Extracted data entries:
——
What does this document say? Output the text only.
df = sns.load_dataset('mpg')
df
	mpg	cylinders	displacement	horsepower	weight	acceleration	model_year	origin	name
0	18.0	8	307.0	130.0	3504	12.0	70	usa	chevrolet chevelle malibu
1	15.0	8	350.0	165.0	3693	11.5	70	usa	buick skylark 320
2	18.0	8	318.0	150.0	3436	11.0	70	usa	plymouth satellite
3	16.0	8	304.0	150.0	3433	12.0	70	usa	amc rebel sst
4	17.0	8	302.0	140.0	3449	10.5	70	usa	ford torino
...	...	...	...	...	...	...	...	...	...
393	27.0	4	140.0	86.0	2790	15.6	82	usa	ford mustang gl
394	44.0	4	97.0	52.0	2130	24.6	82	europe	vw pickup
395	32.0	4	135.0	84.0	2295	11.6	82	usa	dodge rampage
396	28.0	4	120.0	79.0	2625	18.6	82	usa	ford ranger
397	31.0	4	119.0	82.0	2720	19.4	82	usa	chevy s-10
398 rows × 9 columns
——
- [Exercise brief]: Go through the listing and print each line exactly as it appears.

- [Task response]:
What does this document say? Output the text only.
df = sns.load_dataset('mpg')
df
	mpg	cylinders	displacement	horsepower	weight	acceleration	model_year	origin	name
0	18.0	8	307.0	130.0	3504	12.0	70	usa	chevrolet chevelle malibu
1	15.0	8	350.0	165.0	3693	11.5	70	usa	buick skylark 320
2	18.0	8	318.0	150.0	3436	11.0	70	usa	plymouth satellite
3	16.0	8	304.0	150.0	3433	12.0	70	usa	amc rebel sst
4	17.0	8	302.0	140.0	3449	10.5	70	usa	ford torino
...	...	...	...	...	...	...	...	...	...
393	27.0	4	140.0	86.0	2790	15.6	82	usa	ford mustang gl
394	44.0	4	97.0	52.0	2130	24.6	82	europe	vw pickup
395	32.0	4	135.0	84.0	2295	11.6	82	usa	dodge rampage
396	28.0	4	120.0	79.0	2625	18.6	82	usa	ford ranger
397	31.0	4	119.0	82.0	2720	19.4	82	usa	chevy s-10
398 rows × 9 columns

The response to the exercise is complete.